* Requirement A *
In the forum thread about the "Union Made" half pint flask, what design name does cyberdigger give for the bottle?
* Requirement B *
In the forum thread about the "Union Made" half pint flask, translate this sentence into Spanish: "There are tons of different flask shapes, each distinct."
* Requirement C *
Pick up the forum thread about the "Union Made" half pint flask from its last line and write the post that follows.
──────── Document segment ────────
# "Union Made" half pint flask



## LIBOTTLE (Sep 25, 2011)

Hello again everyone, I have a bunch of warranted flask, registered flasks, etc.  Just curious if this bottle is unique in any way.  Also, I keep seeing "strap side" bottles.  Can someone please explain what they are exactly?  I believe this is one since it looks like pictures I've seen of them.  Bottle tapers towards the base. Hopefully the pic will show, but it says "FULL MEASURE" "UNION MADE" "1/2 PINT".  I believe it is fairly common but haven't sen this one online so far.  Any info would be much appreciated.  Thanks


----------



## LIBOTTLE (Sep 25, 2011)

1


----------



## cyberdigger (Sep 25, 2011)

That'sa mouth full of embossing for one of those.. the design is called 'coffin flask' ..it's a later version, 1900+ ..strapsides are different cause they have like a strap design going around the thin edges.. actually I'm finding it difficult to articulate linguistically, so I'll dig up a pic for ya.. brb


----------



## surfaceone (Sep 25, 2011)

Hey LIBOTTLE,

 I'd call yours a "Shoo Fly" Flask.

 The strap sided guys all have a "strap" of glass with a raised edge. Like this:


----------



## Wheelah23 (Sep 25, 2011)

I believe those are common. But what you have is not a strap side flask. There are tons of different flask shapes, each distinct. Yours looks to be a "shoo-fly" flask. Don't quote me on that, though, there might be other names for it... [8D]

 This would be a strap sided flask...

 EDIT: Looks like me colleagues have got ye covered... [8D]


----------



## LIBOTTLE (Sep 25, 2011)
──────── Record excerpts ────────
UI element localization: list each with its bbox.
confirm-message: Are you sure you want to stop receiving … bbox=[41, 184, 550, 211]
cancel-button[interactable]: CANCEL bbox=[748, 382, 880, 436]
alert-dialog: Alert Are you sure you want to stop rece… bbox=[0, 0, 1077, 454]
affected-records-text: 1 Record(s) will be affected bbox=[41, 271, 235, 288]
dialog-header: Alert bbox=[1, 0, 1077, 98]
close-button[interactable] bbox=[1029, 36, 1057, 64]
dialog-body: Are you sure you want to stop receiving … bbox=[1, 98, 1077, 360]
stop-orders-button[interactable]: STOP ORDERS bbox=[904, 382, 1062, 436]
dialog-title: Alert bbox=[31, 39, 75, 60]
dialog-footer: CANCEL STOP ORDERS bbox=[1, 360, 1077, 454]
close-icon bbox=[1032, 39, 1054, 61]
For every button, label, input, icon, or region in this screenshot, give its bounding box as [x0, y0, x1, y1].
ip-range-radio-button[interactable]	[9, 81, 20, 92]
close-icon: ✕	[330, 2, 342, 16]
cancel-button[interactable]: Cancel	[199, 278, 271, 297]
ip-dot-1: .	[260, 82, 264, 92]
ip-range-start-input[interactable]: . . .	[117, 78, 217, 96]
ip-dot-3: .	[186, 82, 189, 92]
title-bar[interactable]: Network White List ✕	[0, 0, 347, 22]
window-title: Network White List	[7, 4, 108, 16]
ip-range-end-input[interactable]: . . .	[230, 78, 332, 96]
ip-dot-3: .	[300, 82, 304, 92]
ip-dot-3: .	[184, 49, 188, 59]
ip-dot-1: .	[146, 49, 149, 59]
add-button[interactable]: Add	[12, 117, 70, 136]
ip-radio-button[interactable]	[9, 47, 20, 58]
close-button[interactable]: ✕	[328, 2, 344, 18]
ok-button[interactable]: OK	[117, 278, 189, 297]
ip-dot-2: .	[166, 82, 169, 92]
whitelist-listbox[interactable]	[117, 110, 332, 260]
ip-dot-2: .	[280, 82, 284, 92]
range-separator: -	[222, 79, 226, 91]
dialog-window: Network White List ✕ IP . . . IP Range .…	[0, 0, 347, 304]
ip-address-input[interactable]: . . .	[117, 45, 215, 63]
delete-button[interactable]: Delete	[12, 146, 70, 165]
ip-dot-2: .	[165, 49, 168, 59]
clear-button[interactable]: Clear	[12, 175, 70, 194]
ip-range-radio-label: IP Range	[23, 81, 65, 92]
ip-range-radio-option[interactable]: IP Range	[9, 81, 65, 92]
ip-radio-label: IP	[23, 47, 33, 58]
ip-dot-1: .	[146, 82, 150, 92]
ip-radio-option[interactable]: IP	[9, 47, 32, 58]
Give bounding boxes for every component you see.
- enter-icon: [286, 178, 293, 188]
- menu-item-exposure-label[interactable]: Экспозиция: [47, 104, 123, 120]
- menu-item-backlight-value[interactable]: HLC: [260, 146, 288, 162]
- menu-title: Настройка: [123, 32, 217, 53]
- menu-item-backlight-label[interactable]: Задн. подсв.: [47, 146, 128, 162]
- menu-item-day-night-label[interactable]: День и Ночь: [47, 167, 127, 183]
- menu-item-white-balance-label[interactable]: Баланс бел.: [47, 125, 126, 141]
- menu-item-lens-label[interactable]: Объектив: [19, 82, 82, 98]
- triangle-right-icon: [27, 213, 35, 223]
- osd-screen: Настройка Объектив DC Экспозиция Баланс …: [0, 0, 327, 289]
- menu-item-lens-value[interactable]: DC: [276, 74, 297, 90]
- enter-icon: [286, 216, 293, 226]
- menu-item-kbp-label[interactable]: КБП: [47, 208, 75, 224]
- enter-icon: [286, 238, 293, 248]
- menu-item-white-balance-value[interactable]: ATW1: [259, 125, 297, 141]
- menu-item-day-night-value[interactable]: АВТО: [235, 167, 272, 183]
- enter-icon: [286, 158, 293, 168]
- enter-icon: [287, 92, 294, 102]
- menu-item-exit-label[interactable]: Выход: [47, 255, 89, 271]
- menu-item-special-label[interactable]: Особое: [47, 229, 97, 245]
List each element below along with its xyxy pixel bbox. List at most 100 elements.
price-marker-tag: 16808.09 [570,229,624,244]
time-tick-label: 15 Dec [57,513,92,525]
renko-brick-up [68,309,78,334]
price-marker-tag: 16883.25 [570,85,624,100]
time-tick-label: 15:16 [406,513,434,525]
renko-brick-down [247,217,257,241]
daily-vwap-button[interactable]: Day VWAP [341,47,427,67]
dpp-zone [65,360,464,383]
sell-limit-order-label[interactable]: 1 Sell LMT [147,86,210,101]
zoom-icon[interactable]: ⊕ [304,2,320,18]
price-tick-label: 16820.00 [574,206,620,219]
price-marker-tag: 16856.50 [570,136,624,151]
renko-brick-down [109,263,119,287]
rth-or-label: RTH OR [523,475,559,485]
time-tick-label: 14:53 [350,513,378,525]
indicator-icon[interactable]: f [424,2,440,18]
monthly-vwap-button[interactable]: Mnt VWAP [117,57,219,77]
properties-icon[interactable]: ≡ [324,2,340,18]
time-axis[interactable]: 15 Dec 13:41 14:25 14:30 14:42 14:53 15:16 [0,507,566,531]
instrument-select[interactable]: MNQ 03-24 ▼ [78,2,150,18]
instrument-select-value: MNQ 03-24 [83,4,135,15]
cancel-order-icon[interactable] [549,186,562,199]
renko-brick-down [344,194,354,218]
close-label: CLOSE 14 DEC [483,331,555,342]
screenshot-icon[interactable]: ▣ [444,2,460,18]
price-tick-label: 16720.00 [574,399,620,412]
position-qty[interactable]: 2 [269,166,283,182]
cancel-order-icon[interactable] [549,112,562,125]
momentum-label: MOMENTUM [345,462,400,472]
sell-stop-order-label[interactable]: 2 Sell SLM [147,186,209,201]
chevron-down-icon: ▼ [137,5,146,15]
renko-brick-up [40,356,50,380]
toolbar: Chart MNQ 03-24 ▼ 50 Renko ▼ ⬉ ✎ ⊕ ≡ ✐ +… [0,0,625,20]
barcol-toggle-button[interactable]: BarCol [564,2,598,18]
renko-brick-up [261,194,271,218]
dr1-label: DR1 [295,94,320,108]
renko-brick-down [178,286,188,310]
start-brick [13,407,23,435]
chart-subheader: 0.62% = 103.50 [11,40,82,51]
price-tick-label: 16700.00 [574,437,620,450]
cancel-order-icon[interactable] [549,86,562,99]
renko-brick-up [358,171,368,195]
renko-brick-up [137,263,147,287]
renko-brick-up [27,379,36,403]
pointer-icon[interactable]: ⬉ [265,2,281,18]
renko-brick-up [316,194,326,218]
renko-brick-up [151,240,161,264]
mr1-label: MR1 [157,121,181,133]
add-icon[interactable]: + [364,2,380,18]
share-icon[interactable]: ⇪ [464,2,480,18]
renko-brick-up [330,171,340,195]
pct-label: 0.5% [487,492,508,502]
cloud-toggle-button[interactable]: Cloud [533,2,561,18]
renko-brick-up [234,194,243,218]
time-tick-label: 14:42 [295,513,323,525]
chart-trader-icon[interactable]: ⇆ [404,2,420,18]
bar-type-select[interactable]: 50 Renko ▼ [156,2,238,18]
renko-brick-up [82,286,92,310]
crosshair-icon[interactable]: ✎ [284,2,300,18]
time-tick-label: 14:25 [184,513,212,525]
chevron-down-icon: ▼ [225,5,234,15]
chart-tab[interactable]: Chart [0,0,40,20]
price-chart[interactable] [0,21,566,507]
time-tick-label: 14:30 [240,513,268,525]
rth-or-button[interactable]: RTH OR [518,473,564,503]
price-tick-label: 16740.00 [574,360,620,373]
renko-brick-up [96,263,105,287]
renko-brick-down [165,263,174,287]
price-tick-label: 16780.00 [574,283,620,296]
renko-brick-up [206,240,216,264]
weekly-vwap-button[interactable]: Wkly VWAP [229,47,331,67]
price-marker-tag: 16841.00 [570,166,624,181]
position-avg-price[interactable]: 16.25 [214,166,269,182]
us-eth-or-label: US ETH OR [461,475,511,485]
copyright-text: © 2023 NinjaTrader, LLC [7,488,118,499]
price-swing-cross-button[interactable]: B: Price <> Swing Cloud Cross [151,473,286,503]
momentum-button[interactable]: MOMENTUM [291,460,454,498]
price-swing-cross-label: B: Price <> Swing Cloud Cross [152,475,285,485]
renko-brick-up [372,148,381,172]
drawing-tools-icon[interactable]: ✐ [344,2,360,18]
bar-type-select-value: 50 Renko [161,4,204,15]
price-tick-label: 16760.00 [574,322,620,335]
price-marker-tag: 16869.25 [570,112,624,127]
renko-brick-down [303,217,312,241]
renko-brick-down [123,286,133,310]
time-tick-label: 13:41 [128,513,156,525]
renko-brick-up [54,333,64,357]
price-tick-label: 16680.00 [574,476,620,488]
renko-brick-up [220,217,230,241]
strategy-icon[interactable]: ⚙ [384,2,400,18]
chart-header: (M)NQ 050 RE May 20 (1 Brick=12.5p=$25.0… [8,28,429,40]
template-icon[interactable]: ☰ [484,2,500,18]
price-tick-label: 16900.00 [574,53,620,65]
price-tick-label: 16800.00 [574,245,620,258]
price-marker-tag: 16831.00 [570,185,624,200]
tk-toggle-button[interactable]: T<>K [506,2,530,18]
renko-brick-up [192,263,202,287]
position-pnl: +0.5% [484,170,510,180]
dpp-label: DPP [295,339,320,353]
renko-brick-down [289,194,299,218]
────────
* Exercise answer A *
Coffin flask.

* Exercise answer B *
Hay montones de formas diferentes de petacas, cada una distinta.

* Exercise answer C *
Ahhh, ok...knew there had to be a logical explanation for the name....so is this warranted flask a side strap?  And Cyberdigger, what makes you think this is 1900+?  Just curious...thanks again.


----------



## LIBOTTLE (Sep 25, 2011)

2


----------



## LIBOTTLE (Sep 25, 2011)

3


----------



## cyberdigger (Sep 25, 2011)

Yep that's a strapside.. and it's the "Union Made" embossing that smacks of the 20th century.. []


----------



## LIBOTTLE (Sep 25, 2011)

so if ot says "union made" then 20th century? Thanks again, been a lot of help.


----------



## RED Matthews (Sep 26, 2011)

Hello Lil-Bottle; I guess they have you headed in the right direction.  I have several strap-side flasks and like them.  One point I wanted to pass on to you, is that I think the oldest ones were made in what is called a *key mold*.  This is a two leaf bottom hinged mold that had a round center pin in the mold assembly.  The half of the mold that fastened to the work station of the gaffer had the center round pin fastened to that half on the bottom.  The opening half of the mold tilted out and the top swiveled down for the gaffer to insert the parison form on his blow-pipe.  The mold boy closed the front mold half and that half closed around the front half of the center round pin. If you look at the diagonal mold seam on the bottom you will usually see that that half of the mold seam around the center round pin will be rough like the diagonal mold seam across the bottom of the bottle.  Mold seams that open have a mold seam that is tight when the mold is new, but use burns and breaks down the match edge making the rough seam you will see.   I could go on some more but this is to help you recognize the older ones.
 RED Matthews


----------



## LIBOTTLE (Sep 26, 2011)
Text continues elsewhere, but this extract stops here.